◆ Aim ◆
Output all records precisely as written.

════

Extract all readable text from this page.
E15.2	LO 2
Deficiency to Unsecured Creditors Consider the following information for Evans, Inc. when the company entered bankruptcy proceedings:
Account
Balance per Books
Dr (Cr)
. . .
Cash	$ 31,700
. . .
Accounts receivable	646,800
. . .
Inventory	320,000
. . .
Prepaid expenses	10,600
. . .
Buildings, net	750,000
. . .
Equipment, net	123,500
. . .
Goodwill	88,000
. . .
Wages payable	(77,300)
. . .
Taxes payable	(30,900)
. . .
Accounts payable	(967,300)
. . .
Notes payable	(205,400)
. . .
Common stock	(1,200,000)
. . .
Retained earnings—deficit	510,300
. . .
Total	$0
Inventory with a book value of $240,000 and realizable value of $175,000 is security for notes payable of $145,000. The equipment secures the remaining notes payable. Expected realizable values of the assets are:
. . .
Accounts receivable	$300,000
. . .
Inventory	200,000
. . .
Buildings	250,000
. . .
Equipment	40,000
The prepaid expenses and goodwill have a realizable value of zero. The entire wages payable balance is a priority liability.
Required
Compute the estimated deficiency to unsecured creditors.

════

◆ Result of this exercise ◆
Extract all readable text from this page.
E15.2	LO 2
Deficiency to Unsecured Creditors Consider the following information for Evans, Inc. when the company entered bankruptcy proceedings:
Account
Balance per Books
Dr (Cr)
. . .
Cash	$ 31,700
. . .
Accounts receivable	646,800
. . .
Inventory	320,000
. . .
Prepaid expenses	10,600
. . .
Buildings, net	750,000
. . .
Equipment, net	123,500
. . .
Goodwill	88,000
. . .
Wages payable	(77,300)
. . .
Taxes payable	(30,900)
. . .
Accounts payable	(967,300)
. . .
Notes payable	(205,400)
. . .
Common stock	(1,200,000)
. . .
Retained earnings—deficit	510,300
. . .
Total	$0
Inventory with a book value of $240,000 and realizable value of $175,000 is security for notes payable of $145,000. The equipment secures the remaining notes payable. Expected realizable values of the assets are:
. . .
Accounts receivable	$300,000
. . .
Inventory	200,000
. . .
Buildings	250,000
. . .
Equipment	40,000
The prepaid expenses and goodwill have a realizable value of zero. The entire wages payable balance is a priority liability.
Required
Compute the estimated deficiency to unsecured creditors.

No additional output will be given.